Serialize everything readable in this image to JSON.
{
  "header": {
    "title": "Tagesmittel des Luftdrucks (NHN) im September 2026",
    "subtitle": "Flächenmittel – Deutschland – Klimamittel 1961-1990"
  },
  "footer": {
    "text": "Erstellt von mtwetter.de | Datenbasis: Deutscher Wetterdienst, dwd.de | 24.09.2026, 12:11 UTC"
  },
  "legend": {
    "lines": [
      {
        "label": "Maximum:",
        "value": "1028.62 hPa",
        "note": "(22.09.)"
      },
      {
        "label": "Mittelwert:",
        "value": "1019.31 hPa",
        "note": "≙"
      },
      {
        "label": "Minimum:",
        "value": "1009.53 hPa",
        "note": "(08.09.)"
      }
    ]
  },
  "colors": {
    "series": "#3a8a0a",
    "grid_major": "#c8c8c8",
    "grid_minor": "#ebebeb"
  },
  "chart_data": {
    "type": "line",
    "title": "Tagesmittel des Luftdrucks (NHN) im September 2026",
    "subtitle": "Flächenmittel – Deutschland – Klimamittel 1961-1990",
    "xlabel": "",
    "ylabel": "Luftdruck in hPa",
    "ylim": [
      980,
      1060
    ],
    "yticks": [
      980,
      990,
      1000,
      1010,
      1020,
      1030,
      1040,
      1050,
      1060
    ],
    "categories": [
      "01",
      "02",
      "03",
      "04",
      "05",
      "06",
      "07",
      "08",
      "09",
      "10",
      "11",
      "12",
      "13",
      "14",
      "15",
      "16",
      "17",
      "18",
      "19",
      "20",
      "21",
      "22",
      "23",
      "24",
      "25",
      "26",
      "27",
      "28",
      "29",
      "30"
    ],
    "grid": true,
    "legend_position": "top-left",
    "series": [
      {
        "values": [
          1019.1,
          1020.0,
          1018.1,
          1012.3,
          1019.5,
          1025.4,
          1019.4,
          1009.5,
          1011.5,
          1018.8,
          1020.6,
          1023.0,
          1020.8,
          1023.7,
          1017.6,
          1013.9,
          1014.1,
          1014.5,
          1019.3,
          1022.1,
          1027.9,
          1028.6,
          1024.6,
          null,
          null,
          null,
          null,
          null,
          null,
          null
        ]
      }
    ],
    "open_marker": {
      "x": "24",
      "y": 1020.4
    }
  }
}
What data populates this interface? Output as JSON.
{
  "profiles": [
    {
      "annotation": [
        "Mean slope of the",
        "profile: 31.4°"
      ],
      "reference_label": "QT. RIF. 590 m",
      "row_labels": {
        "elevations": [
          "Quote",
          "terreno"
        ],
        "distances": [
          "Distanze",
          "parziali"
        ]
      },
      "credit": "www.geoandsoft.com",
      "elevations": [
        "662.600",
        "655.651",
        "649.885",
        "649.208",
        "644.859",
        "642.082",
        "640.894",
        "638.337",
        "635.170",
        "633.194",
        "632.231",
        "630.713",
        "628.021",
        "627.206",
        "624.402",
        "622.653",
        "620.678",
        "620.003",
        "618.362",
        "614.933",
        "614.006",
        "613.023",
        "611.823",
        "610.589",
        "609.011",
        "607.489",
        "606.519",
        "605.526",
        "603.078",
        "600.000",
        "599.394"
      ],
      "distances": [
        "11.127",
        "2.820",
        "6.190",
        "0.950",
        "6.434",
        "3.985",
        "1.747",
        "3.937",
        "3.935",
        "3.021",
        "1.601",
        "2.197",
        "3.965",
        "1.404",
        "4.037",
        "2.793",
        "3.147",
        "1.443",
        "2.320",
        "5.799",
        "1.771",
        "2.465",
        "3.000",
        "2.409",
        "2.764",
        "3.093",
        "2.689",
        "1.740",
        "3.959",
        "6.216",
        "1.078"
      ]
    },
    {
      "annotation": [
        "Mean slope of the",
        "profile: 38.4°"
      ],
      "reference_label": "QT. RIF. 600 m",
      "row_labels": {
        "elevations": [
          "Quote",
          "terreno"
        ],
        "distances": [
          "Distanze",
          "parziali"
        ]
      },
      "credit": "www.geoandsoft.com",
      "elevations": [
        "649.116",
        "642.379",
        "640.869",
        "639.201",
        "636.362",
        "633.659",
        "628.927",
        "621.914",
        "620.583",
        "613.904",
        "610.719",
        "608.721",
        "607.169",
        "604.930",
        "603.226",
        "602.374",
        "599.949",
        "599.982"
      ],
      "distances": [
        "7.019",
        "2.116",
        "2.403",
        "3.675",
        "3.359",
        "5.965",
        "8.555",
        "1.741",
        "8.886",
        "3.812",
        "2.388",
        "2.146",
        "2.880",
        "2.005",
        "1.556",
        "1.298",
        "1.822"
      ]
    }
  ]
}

■ What you need to do
Type out all of the material again, word for word.

■ The result
Serialize everything readable in this image to JSON.
{
  "header": {
    "title": "Tagesmittel des Luftdrucks (NHN) im September 2026",
    "subtitle": "Flächenmittel – Deutschland – Klimamittel 1961-1990"
  },
  "footer": {
    "text": "Erstellt von mtwetter.de | Datenbasis: Deutscher Wetterdienst, dwd.de | 24.09.2026, 12:11 UTC"
  },
  "legend": {
    "lines": [
      {
        "label": "Maximum:",
        "value": "1028.62 hPa",
        "note": "(22.09.)"
      },
      {
        "label": "Mittelwert:",
        "value": "1019.31 hPa",
        "note": "≙"
      },
      {
        "label": "Minimum:",
        "value": "1009.53 hPa",
        "note": "(08.09.)"
      }
    ]
  },
  "colors": {
    "series": "#3a8a0a",
    "grid_major": "#c8c8c8",
    "grid_minor": "#ebebeb"
  },
  "chart_data": {
    "type": "line",
    "title": "Tagesmittel des Luftdrucks (NHN) im September 2026",
    "subtitle": "Flächenmittel – Deutschland – Klimamittel 1961-1990",
    "xlabel": "",
    "ylabel": "Luftdruck in hPa",
    "ylim": [
      980,
      1060
    ],
    "yticks": [
      980,
      990,
      1000,
      1010,
      1020,
      1030,
      1040,
      1050,
      1060
    ],
    "categories": [
      "01",
      "02",
      "03",
      "04",
      "05",
      "06",
      "07",
      "08",
      "09",
      "10",
      "11",
      "12",
      "13",
      "14",
      "15",
      "16",
      "17",
      "18",
      "19",
      "20",
      "21",
      "22",
      "23",
      "24",
      "25",
      "26",
      "27",
      "28",
      "29",
      "30"
    ],
    "grid": true,
    "legend_position": "top-left",
    "series": [
      {
        "values": [
          1019.1,
          1020.0,
          1018.1,
          1012.3,
          1019.5,
          1025.4,
          1019.4,
          1009.5,
          1011.5,
          1018.8,
          1020.6,
          1023.0,
          1020.8,
          1023.7,
          1017.6,
          1013.9,
          1014.1,
          1014.5,
          1019.3,
          1022.1,
          1027.9,
          1028.6,
          1024.6,
          null,
          null,
          null,
          null,
          null,
          null,
          null
        ]
      }
    ],
    "open_marker": {
      "x": "24",
      "y": 1020.4
    }
  }
}
What data populates this interface? Output as JSON.
{
  "profiles": [
    {
      "annotation": [
        "Mean slope of the",
        "profile: 31.4°"
      ],
      "reference_label": "QT. RIF. 590 m",
      "row_labels": {
        "elevations": [
          "Quote",
          "terreno"
        ],
        "distances": [
          "Distanze",
          "parziali"
        ]
      },
      "credit": "www.geoandsoft.com",
      "elevations": [
        "662.600",
        "655.651",
        "649.885",
        "649.208",
        "644.859",
        "642.082",
        "640.894",
        "638.337",
        "635.170",
        "633.194",
        "632.231",
        "630.713",
        "628.021",
        "627.206",
        "624.402",
        "622.653",
        "620.678",
        "620.003",
        "618.362",
        "614.933",
        "614.006",
        "613.023",
        "611.823",
        "610.589",
        "609.011",
        "607.489",
        "606.519",
        "605.526",
        "603.078",
        "600.000",
        "599.394"
      ],
      "distances": [
        "11.127",
        "2.820",
        "6.190",
        "0.950",
        "6.434",
        "3.985",
        "1.747",
        "3.937",
        "3.935",
        "3.021",
        "1.601",
        "2.197",
        "3.965",
        "1.404",
        "4.037",
        "2.793",
        "3.147",
        "1.443",
        "2.320",
        "5.799",
        "1.771",
        "2.465",
        "3.000",
        "2.409",
        "2.764",
        "3.093",
        "2.689",
        "1.740",
        "3.959",
        "6.216",
        "1.078"
      ]
    },
    {
      "annotation": [
        "Mean slope of the",
        "profile: 38.4°"
      ],
      "reference_label": "QT. RIF. 600 m",
      "row_labels": {
        "elevations": [
          "Quote",
          "terreno"
        ],
        "distances": [
          "Distanze",
          "parziali"
        ]
      },
      "credit": "www.geoandsoft.com",
      "elevations": [
        "649.116",
        "642.379",
        "640.869",
        "639.201",
        "636.362",
        "633.659",
        "628.927",
        "621.914",
        "620.583",
        "613.904",
        "610.719",
        "608.721",
        "607.169",
        "604.930",
        "603.226",
        "602.374",
        "599.949",
        "599.982"
      ],
      "distances": [
        "7.019",
        "2.116",
        "2.403",
        "3.675",
        "3.359",
        "5.965",
        "8.555",
        "1.741",
        "8.886",
        "3.812",
        "2.388",
        "2.146",
        "2.880",
        "2.005",
        "1.556",
        "1.298",
        "1.822"
      ]
    }
  ]
}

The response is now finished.